— Start of Dataset entries —

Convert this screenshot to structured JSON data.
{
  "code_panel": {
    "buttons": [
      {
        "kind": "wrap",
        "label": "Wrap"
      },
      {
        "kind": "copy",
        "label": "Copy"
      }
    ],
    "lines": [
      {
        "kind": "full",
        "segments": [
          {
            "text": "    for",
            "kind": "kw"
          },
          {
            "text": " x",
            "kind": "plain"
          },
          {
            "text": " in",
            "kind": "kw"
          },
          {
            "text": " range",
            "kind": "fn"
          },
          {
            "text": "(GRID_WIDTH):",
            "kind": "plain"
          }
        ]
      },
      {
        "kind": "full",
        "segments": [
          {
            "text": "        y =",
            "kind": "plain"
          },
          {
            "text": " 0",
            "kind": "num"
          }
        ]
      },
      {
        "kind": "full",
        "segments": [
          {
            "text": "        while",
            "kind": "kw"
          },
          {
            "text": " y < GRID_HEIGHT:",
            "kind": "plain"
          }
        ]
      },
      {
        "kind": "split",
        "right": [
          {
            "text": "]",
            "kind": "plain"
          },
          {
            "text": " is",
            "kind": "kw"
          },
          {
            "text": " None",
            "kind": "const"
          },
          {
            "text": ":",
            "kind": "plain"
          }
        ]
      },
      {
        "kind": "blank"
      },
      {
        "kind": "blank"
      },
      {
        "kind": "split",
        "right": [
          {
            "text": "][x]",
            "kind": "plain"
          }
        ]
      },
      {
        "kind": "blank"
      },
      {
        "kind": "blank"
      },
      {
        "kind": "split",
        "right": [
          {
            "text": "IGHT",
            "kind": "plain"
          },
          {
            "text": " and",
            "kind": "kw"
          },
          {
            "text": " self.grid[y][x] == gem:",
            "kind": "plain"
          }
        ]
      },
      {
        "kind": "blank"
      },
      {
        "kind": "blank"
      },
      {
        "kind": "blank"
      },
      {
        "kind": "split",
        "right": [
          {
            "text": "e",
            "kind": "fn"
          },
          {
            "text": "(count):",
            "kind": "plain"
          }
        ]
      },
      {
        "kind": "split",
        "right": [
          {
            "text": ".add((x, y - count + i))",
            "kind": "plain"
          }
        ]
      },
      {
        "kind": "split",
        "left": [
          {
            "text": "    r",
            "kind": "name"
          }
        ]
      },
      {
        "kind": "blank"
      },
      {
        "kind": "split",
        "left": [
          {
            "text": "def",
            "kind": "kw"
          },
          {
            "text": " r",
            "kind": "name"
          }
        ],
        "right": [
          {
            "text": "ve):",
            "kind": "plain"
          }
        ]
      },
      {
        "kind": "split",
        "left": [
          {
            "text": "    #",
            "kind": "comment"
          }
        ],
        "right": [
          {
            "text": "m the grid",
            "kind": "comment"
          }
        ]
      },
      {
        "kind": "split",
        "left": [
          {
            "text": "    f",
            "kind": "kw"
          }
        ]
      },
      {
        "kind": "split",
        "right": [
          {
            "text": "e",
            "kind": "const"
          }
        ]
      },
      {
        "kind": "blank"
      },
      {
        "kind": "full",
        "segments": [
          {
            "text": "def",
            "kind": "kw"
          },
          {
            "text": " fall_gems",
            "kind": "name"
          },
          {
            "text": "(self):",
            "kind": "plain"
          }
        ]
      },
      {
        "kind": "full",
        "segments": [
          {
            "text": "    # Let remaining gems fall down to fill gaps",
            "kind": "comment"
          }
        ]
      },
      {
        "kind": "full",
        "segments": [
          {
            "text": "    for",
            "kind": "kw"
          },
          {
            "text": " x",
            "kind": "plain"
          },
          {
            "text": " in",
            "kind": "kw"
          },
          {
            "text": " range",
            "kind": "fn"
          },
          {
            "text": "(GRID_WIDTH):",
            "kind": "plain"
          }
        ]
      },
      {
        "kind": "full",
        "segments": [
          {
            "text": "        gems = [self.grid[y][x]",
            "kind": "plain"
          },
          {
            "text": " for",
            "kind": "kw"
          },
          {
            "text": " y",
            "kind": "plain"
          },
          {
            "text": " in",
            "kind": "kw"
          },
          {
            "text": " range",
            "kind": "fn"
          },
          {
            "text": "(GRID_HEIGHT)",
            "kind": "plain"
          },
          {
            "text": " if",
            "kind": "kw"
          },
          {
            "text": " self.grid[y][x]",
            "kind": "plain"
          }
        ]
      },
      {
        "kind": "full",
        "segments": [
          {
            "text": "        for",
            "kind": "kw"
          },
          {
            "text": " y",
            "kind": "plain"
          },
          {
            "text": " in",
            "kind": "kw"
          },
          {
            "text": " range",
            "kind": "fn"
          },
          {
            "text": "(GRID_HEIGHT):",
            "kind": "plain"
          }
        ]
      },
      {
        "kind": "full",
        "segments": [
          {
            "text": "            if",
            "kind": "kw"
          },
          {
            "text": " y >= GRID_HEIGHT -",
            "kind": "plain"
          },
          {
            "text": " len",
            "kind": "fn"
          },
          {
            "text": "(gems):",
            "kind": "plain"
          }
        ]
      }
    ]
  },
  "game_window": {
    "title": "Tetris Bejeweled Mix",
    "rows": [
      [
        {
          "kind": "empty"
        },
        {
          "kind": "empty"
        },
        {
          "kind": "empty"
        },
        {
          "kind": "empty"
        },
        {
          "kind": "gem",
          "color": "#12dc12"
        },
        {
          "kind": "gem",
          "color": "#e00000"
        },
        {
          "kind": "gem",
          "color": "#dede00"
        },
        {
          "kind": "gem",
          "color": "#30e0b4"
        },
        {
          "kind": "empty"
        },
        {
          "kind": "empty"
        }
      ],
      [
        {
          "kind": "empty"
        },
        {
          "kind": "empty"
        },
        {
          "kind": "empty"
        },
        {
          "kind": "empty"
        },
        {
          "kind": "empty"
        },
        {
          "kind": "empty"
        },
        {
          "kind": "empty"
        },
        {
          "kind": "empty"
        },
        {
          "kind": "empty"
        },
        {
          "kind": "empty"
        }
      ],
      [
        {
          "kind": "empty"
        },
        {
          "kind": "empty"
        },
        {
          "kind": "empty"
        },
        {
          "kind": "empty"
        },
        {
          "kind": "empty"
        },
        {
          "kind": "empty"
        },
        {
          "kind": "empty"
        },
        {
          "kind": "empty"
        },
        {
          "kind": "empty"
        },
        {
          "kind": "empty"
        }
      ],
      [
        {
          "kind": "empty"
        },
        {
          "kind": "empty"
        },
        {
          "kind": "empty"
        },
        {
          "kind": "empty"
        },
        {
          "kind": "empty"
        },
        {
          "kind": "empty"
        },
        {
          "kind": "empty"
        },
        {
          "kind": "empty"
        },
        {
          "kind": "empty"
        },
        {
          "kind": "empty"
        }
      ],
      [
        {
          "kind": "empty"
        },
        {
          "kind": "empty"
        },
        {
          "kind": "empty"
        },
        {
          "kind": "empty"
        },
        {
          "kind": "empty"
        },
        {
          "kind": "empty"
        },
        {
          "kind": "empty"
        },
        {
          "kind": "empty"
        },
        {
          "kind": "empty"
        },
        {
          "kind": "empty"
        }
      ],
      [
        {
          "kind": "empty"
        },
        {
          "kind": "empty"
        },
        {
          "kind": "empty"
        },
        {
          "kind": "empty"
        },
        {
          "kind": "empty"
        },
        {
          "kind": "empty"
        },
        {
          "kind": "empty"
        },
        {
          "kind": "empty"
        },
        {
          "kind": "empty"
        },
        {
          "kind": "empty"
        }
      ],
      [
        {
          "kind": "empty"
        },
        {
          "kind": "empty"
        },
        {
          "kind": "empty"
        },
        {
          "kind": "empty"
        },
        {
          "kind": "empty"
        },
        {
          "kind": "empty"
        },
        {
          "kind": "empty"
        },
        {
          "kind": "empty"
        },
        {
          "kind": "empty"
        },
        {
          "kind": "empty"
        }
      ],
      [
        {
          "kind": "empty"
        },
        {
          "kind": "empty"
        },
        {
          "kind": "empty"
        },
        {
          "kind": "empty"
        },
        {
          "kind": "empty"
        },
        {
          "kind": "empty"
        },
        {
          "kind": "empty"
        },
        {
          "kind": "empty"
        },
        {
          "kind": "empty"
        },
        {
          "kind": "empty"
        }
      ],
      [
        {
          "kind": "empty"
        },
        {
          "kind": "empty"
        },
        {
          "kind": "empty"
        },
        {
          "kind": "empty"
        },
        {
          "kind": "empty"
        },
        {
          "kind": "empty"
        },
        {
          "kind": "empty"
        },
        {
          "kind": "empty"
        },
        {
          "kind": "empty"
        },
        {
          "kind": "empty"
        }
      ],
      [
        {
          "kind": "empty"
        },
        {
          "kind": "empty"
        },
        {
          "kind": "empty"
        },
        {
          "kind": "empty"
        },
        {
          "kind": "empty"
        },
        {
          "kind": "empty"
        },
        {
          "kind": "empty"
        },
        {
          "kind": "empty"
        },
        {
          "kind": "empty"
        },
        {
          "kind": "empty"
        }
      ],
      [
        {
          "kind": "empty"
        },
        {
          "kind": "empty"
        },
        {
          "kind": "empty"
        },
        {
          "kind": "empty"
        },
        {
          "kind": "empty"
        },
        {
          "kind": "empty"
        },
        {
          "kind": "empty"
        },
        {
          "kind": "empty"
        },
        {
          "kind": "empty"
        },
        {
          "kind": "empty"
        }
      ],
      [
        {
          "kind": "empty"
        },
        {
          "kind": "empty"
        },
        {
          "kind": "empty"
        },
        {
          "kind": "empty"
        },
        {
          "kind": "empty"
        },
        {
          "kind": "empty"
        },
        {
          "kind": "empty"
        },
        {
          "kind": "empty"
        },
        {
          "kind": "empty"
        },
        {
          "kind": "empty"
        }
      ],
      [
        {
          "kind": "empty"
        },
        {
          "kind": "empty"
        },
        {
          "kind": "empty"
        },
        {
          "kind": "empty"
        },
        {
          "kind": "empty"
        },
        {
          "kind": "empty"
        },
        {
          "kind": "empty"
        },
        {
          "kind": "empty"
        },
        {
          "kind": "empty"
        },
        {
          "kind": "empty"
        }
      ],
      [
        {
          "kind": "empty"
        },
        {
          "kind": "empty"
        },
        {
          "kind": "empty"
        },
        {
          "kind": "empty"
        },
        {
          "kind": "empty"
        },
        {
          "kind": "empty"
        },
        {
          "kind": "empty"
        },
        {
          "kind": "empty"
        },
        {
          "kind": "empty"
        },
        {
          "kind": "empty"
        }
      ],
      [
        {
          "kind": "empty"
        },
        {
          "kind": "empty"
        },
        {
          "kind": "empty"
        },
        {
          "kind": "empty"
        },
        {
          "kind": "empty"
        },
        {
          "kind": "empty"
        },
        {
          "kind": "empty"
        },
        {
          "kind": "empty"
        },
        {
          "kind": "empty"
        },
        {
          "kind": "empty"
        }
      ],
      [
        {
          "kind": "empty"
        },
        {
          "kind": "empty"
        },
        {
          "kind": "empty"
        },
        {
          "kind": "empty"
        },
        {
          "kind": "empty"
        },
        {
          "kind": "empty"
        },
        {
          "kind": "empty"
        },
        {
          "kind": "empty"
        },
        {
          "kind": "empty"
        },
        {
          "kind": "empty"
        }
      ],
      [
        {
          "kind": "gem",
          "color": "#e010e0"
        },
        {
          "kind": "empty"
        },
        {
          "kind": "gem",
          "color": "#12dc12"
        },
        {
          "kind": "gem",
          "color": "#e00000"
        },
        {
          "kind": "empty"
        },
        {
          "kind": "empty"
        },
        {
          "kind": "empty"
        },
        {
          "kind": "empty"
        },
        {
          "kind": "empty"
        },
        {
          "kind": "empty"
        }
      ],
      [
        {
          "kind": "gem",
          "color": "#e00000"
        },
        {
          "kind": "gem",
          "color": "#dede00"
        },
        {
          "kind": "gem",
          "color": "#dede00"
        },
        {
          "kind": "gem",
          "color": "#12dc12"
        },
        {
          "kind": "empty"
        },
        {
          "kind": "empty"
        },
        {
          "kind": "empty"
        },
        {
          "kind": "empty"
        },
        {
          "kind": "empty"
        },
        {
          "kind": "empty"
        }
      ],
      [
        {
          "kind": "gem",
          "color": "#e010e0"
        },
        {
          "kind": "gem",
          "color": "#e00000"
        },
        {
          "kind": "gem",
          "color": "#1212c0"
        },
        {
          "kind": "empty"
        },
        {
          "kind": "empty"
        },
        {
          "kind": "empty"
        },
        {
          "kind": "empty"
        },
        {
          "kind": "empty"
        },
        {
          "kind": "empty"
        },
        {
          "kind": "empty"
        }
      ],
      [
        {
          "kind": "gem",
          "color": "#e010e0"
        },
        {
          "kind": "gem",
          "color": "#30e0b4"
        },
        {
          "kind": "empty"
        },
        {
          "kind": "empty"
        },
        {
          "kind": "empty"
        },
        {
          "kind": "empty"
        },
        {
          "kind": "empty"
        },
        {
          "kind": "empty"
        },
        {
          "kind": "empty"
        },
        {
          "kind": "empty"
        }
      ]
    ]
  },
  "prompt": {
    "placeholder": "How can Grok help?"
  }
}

— End of Dataset entries —

*What this task involves*
Show all lines from the records above where the word "self" occurs.

*The reply*
            "text": " self.grid[y][x] == gem:",
            "text": "(self):",
            "text": "        gems = [self.grid[y][x]",
            "text": " self.grid[y][x]",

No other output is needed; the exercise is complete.